**What you need to do**
Gather up all lines that carry the word "развиваете".

**Information supplied**
-- Begin --

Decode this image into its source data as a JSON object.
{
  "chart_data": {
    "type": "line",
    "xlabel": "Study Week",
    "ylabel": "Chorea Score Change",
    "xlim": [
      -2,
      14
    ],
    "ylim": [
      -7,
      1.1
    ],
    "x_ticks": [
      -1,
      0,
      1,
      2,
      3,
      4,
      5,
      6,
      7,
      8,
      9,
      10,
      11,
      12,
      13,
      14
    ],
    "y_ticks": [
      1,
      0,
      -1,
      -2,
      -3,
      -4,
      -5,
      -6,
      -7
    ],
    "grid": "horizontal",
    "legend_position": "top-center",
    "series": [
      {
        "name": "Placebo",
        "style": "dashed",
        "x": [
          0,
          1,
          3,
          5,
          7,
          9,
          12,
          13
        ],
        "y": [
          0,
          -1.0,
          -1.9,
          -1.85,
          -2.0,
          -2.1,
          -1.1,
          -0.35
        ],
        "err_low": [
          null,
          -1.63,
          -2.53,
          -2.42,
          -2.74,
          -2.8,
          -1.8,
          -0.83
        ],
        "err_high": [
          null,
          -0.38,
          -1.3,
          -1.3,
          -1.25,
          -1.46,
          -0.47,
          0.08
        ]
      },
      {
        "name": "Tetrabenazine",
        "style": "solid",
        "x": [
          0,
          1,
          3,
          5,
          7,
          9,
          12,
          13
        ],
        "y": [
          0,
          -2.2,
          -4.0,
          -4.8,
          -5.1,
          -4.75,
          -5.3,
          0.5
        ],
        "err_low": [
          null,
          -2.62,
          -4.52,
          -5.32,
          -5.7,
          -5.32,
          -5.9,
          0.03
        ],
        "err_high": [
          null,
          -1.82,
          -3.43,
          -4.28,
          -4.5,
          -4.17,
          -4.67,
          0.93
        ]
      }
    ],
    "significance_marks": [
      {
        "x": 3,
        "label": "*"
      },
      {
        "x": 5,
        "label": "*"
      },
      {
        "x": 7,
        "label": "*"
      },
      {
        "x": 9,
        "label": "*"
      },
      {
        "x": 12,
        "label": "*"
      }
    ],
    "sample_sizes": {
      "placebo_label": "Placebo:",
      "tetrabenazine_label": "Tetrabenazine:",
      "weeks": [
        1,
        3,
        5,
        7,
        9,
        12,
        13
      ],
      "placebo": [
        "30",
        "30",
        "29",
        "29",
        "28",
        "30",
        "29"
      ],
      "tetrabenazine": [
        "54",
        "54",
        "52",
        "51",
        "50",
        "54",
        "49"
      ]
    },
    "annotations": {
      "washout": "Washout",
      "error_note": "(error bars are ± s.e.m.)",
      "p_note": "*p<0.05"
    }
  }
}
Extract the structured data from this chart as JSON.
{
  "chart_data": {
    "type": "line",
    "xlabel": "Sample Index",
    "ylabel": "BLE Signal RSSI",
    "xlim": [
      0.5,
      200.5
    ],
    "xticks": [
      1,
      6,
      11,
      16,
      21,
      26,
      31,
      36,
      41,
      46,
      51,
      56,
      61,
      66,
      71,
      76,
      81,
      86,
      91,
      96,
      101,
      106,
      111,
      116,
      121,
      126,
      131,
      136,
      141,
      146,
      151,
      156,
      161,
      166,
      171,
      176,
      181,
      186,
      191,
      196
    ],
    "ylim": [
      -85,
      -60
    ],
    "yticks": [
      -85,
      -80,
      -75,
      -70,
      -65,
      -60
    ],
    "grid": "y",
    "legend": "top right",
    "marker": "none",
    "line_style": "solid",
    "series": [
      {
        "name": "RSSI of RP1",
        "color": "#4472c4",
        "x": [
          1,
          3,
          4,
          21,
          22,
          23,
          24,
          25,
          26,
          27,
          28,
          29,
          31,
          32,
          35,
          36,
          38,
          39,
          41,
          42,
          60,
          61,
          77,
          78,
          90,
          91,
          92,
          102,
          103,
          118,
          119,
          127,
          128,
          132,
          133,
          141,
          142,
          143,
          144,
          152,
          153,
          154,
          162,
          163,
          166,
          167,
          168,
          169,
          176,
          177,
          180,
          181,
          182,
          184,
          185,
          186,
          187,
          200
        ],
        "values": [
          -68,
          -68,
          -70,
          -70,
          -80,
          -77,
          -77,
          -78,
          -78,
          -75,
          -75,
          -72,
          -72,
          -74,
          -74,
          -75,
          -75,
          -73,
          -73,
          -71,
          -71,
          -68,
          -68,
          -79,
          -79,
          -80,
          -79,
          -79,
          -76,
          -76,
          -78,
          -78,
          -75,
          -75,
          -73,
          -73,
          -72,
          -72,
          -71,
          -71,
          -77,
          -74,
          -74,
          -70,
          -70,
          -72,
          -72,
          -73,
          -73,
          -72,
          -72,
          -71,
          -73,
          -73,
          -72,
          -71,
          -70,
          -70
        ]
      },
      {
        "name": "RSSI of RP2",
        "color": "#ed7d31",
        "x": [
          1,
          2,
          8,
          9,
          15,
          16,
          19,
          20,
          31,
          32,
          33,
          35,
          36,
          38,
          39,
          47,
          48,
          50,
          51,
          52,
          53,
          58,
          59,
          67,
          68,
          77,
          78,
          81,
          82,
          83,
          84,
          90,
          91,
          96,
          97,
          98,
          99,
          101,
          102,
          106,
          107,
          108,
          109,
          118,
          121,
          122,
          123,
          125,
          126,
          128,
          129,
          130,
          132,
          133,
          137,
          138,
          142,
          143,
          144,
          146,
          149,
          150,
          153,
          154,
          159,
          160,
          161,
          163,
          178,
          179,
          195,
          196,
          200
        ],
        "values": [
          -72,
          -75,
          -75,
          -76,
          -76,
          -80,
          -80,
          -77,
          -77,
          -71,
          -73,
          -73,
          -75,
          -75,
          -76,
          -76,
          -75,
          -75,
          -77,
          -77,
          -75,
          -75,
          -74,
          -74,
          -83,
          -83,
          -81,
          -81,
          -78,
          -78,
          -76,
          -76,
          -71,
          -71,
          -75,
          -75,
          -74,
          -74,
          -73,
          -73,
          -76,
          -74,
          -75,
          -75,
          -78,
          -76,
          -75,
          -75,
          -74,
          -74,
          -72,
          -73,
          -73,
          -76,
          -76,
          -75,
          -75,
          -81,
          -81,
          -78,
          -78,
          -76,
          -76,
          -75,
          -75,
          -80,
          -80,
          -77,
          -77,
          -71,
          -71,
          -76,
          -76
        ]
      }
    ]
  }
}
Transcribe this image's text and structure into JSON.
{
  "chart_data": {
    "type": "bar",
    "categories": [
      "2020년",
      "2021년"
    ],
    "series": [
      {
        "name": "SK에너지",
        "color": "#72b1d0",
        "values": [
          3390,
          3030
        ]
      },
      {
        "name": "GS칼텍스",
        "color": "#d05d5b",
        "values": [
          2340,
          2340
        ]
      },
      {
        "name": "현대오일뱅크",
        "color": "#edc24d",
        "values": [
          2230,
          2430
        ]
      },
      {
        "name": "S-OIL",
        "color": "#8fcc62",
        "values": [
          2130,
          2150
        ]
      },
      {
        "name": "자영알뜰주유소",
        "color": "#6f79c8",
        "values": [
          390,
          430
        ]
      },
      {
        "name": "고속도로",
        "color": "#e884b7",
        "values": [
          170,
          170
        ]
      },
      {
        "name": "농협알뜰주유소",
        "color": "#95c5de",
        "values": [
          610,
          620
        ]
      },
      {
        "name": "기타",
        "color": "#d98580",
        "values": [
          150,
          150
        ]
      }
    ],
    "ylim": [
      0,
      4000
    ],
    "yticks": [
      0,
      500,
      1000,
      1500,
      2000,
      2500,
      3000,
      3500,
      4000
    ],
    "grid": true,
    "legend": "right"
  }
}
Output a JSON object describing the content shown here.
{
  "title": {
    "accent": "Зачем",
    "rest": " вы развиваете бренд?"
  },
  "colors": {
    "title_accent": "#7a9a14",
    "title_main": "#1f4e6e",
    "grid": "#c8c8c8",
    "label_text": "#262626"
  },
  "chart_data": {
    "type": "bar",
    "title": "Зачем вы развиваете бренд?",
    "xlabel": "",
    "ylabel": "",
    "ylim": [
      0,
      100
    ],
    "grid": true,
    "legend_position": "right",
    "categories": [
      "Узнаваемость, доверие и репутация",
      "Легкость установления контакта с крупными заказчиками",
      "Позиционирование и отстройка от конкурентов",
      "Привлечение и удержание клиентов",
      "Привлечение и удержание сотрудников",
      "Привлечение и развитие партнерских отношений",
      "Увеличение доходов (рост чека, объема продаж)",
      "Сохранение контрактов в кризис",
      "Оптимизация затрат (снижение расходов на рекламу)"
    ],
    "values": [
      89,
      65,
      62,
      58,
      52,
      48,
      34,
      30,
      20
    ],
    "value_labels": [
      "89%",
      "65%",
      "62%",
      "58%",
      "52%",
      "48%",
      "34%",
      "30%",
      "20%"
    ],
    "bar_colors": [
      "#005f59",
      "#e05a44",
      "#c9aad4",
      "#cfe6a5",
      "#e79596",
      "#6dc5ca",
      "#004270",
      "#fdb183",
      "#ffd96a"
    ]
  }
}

-- End --

**Written response**
    "rest": " вы развиваете бренд?"
    "title": "Зачем вы развиваете бренд?",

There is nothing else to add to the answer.